(Records from a data source)

'''

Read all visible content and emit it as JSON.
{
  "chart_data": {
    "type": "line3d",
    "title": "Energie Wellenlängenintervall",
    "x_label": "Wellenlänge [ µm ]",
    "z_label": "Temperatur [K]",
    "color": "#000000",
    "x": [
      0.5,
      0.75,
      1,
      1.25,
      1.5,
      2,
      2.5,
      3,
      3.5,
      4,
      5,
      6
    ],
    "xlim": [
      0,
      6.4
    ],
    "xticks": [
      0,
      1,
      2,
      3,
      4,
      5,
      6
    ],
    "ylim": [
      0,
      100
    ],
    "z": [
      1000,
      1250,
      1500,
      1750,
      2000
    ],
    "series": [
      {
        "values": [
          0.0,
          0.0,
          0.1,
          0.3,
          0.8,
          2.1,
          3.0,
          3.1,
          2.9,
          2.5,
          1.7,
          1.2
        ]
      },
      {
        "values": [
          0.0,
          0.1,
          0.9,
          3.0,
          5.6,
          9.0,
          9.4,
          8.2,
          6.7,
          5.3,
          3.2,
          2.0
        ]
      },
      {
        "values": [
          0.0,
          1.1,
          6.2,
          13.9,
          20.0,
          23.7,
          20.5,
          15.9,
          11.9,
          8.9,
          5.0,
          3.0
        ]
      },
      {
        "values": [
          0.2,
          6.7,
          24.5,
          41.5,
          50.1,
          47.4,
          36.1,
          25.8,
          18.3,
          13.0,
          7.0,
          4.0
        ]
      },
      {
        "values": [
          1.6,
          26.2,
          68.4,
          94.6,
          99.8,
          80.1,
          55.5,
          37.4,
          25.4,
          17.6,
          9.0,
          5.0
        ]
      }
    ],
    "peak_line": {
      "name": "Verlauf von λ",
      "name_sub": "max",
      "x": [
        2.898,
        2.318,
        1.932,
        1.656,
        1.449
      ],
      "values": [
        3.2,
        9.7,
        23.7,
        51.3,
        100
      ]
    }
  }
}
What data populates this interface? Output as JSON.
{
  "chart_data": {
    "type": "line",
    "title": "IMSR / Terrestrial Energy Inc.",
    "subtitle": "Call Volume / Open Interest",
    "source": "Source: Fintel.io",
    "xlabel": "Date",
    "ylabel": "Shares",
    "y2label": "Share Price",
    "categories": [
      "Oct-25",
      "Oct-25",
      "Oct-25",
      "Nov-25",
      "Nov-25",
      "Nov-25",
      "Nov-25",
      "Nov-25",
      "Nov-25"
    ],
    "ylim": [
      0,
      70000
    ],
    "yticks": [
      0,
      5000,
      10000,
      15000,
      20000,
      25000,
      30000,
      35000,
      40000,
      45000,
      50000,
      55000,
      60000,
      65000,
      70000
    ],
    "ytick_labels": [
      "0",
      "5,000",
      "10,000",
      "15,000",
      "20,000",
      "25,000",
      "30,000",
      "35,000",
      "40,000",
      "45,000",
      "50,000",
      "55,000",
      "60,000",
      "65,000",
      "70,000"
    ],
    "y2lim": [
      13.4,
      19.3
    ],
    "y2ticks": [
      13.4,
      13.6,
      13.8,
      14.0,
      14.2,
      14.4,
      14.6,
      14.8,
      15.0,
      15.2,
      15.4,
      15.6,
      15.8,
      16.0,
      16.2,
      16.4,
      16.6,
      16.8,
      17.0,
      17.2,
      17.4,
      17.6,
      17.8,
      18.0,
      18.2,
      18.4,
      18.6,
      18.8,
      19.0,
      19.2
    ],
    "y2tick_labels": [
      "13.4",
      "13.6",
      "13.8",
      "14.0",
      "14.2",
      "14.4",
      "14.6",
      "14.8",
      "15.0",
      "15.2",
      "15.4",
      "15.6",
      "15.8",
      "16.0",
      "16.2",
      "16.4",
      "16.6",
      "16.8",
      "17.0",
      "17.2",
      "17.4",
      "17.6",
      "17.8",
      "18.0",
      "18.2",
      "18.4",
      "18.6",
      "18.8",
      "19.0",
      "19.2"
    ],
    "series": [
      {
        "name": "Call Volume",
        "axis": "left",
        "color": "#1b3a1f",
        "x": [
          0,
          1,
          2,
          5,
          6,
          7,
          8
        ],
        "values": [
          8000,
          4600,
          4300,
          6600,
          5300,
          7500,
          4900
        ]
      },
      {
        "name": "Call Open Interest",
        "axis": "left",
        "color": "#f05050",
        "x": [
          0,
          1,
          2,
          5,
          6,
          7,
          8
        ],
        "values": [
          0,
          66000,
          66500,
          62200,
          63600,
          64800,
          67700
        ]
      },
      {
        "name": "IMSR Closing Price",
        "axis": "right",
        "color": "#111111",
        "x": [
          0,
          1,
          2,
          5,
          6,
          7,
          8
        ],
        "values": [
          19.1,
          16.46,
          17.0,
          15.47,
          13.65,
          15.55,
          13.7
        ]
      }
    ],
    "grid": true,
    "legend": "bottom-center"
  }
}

'''

◆ What the task asks:
Faithfully transcribe the whole of the data.

◆ Full answer:
Read all visible content and emit it as JSON.
{
  "chart_data": {
    "type": "line3d",
    "title": "Energie Wellenlängenintervall",
    "x_label": "Wellenlänge [ µm ]",
    "z_label": "Temperatur [K]",
    "color": "#000000",
    "x": [
      0.5,
      0.75,
      1,
      1.25,
      1.5,
      2,
      2.5,
      3,
      3.5,
      4,
      5,
      6
    ],
    "xlim": [
      0,
      6.4
    ],
    "xticks": [
      0,
      1,
      2,
      3,
      4,
      5,
      6
    ],
    "ylim": [
      0,
      100
    ],
    "z": [
      1000,
      1250,
      1500,
      1750,
      2000
    ],
    "series": [
      {
        "values": [
          0.0,
          0.0,
          0.1,
          0.3,
          0.8,
          2.1,
          3.0,
          3.1,
          2.9,
          2.5,
          1.7,
          1.2
        ]
      },
      {
        "values": [
          0.0,
          0.1,
          0.9,
          3.0,
          5.6,
          9.0,
          9.4,
          8.2,
          6.7,
          5.3,
          3.2,
          2.0
        ]
      },
      {
        "values": [
          0.0,
          1.1,
          6.2,
          13.9,
          20.0,
          23.7,
          20.5,
          15.9,
          11.9,
          8.9,
          5.0,
          3.0
        ]
      },
      {
        "values": [
          0.2,
          6.7,
          24.5,
          41.5,
          50.1,
          47.4,
          36.1,
          25.8,
          18.3,
          13.0,
          7.0,
          4.0
        ]
      },
      {
        "values": [
          1.6,
          26.2,
          68.4,
          94.6,
          99.8,
          80.1,
          55.5,
          37.4,
          25.4,
          17.6,
          9.0,
          5.0
        ]
      }
    ],
    "peak_line": {
      "name": "Verlauf von λ",
      "name_sub": "max",
      "x": [
        2.898,
        2.318,
        1.932,
        1.656,
        1.449
      ],
      "values": [
        3.2,
        9.7,
        23.7,
        51.3,
        100
      ]
    }
  }
}
What data populates this interface? Output as JSON.
{
  "chart_data": {
    "type": "line",
    "title": "IMSR / Terrestrial Energy Inc.",
    "subtitle": "Call Volume / Open Interest",
    "source": "Source: Fintel.io",
    "xlabel": "Date",
    "ylabel": "Shares",
    "y2label": "Share Price",
    "categories": [
      "Oct-25",
      "Oct-25",
      "Oct-25",
      "Nov-25",
      "Nov-25",
      "Nov-25",
      "Nov-25",
      "Nov-25",
      "Nov-25"
    ],
    "ylim": [
      0,
      70000
    ],
    "yticks": [
      0,
      5000,
      10000,
      15000,
      20000,
      25000,
      30000,
      35000,
      40000,
      45000,
      50000,
      55000,
      60000,
      65000,
      70000
    ],
    "ytick_labels": [
      "0",
      "5,000",
      "10,000",
      "15,000",
      "20,000",
      "25,000",
      "30,000",
      "35,000",
      "40,000",
      "45,000",
      "50,000",
      "55,000",
      "60,000",
      "65,000",
      "70,000"
    ],
    "y2lim": [
      13.4,
      19.3
    ],
    "y2ticks": [
      13.4,
      13.6,
      13.8,
      14.0,
      14.2,
      14.4,
      14.6,
      14.8,
      15.0,
      15.2,
      15.4,
      15.6,
      15.8,
      16.0,
      16.2,
      16.4,
      16.6,
      16.8,
      17.0,
      17.2,
      17.4,
      17.6,
      17.8,
      18.0,
      18.2,
      18.4,
      18.6,
      18.8,
      19.0,
      19.2
    ],
    "y2tick_labels": [
      "13.4",
      "13.6",
      "13.8",
      "14.0",
      "14.2",
      "14.4",
      "14.6",
      "14.8",
      "15.0",
      "15.2",
      "15.4",
      "15.6",
      "15.8",
      "16.0",
      "16.2",
      "16.4",
      "16.6",
      "16.8",
      "17.0",
      "17.2",
      "17.4",
      "17.6",
      "17.8",
      "18.0",
      "18.2",
      "18.4",
      "18.6",
      "18.8",
      "19.0",
      "19.2"
    ],
    "series": [
      {
        "name": "Call Volume",
        "axis": "left",
        "color": "#1b3a1f",
        "x": [
          0,
          1,
          2,
          5,
          6,
          7,
          8
        ],
        "values": [
          8000,
          4600,
          4300,
          6600,
          5300,
          7500,
          4900
        ]
      },
      {
        "name": "Call Open Interest",
        "axis": "left",
        "color": "#f05050",
        "x": [
          0,
          1,
          2,
          5,
          6,
          7,
          8
        ],
        "values": [
          0,
          66000,
          66500,
          62200,
          63600,
          64800,
          67700
        ]
      },
      {
        "name": "IMSR Closing Price",
        "axis": "right",
        "color": "#111111",
        "x": [
          0,
          1,
          2,
          5,
          6,
          7,
          8
        ],
        "values": [
          19.1,
          16.46,
          17.0,
          15.47,
          13.65,
          15.55,
          13.7
        ]
      }
    ],
    "grid": true,
    "legend": "bottom-center"
  }
}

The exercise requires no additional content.